■ **Your objective**
Can you print the data exactly and leave out each image?

■ **The records**
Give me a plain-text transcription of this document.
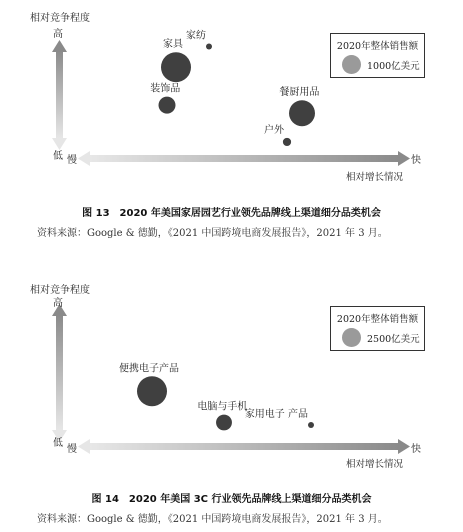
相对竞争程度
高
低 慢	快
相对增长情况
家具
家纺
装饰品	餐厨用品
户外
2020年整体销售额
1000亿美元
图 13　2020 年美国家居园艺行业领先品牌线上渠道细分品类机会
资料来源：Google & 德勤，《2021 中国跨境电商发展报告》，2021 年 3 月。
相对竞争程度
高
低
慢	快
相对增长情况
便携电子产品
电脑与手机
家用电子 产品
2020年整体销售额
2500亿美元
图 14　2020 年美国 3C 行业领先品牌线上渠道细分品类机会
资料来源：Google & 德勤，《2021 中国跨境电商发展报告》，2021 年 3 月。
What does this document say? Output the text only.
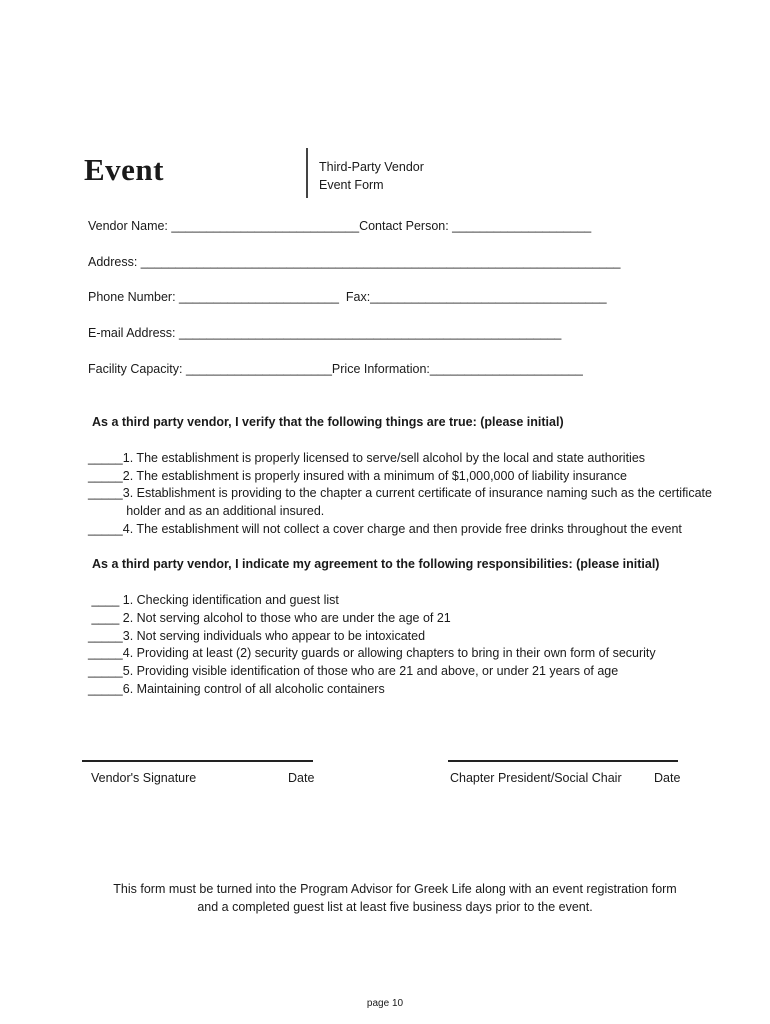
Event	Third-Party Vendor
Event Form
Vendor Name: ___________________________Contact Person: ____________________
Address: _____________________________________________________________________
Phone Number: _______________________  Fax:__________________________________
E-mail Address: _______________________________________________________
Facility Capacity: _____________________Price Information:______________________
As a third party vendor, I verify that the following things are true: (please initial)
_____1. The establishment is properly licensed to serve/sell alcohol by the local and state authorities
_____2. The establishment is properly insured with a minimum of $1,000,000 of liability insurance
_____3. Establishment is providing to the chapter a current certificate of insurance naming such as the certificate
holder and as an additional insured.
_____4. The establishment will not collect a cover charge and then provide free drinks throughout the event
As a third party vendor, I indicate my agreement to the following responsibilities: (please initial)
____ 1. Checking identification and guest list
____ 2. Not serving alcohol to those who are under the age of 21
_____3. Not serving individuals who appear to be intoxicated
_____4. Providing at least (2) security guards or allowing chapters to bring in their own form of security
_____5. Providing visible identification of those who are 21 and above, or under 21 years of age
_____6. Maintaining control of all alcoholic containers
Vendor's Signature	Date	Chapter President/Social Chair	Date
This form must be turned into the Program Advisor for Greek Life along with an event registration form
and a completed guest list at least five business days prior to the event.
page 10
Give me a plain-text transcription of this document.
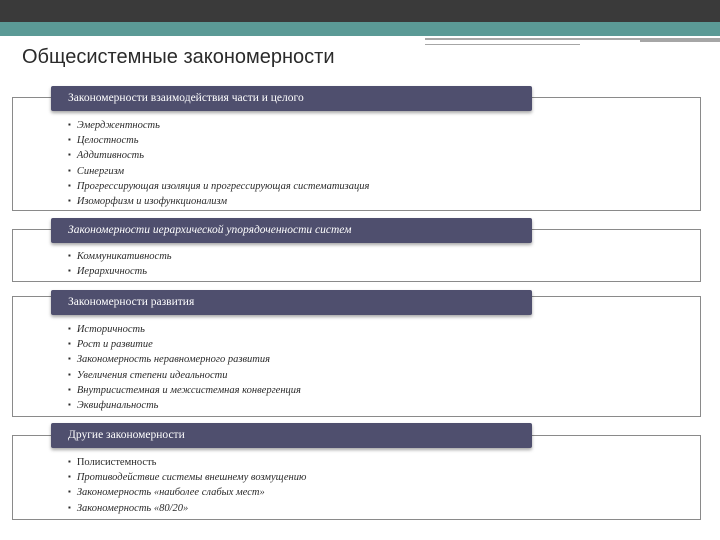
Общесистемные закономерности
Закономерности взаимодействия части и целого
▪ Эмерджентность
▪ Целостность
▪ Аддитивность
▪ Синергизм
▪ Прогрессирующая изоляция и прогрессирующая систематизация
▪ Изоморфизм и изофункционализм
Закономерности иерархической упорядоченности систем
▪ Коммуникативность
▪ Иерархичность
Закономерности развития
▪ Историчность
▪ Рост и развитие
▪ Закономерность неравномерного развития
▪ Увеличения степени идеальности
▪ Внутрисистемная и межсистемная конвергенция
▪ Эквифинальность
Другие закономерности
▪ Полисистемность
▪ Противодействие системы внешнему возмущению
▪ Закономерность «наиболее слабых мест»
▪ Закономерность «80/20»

■ **The output**
Give me a plain-text transcription of this document.
相对竞争程度
高
低 慢	快
相对增长情况
家具
家纺
装饰品	餐厨用品
户外
2020年整体销售额
1000亿美元
图 13　2020 年美国家居园艺行业领先品牌线上渠道细分品类机会
资料来源：Google & 德勤，《2021 中国跨境电商发展报告》，2021 年 3 月。
相对竞争程度
高
低
慢	快
相对增长情况
便携电子产品
电脑与手机
家用电子 产品
2020年整体销售额
2500亿美元
图 14　2020 年美国 3C 行业领先品牌线上渠道细分品类机会
资料来源：Google & 德勤，《2021 中国跨境电商发展报告》，2021 年 3 月。
What does this document say? Output the text only.
Event	Third-Party Vendor
Event Form
Vendor Name: ___________________________Contact Person: ____________________
Address: _____________________________________________________________________
Phone Number: _______________________  Fax:__________________________________
E-mail Address: _______________________________________________________
Facility Capacity: _____________________Price Information:______________________
As a third party vendor, I verify that the following things are true: (please initial)
_____1. The establishment is properly licensed to serve/sell alcohol by the local and state authorities
_____2. The establishment is properly insured with a minimum of $1,000,000 of liability insurance
_____3. Establishment is providing to the chapter a current certificate of insurance naming such as the certificate
holder and as an additional insured.
_____4. The establishment will not collect a cover charge and then provide free drinks throughout the event
As a third party vendor, I indicate my agreement to the following responsibilities: (please initial)
____ 1. Checking identification and guest list
____ 2. Not serving alcohol to those who are under the age of 21
_____3. Not serving individuals who appear to be intoxicated
_____4. Providing at least (2) security guards or allowing chapters to bring in their own form of security
_____5. Providing visible identification of those who are 21 and above, or under 21 years of age
_____6. Maintaining control of all alcoholic containers
Vendor's Signature	Date	Chapter President/Social Chair	Date
This form must be turned into the Program Advisor for Greek Life along with an event registration form
and a completed guest list at least five business days prior to the event.
page 10
Give me a plain-text transcription of this document.
Общесистемные закономерности
Закономерности взаимодействия части и целого
▪ Эмерджентность
▪ Целостность
▪ Аддитивность
▪ Синергизм
▪ Прогрессирующая изоляция и прогрессирующая систематизация
▪ Изоморфизм и изофункционализм
Закономерности иерархической упорядоченности систем
▪ Коммуникативность
▪ Иерархичность
Закономерности развития
▪ Историчность
▪ Рост и развитие
▪ Закономерность неравномерного развития
▪ Увеличения степени идеальности
▪ Внутрисистемная и межсистемная конвергенция
▪ Эквифинальность
Другие закономерности
▪ Полисистемность
▪ Противодействие системы внешнему возмущению
▪ Закономерность «наиболее слабых мест»
▪ Закономерность «80/20»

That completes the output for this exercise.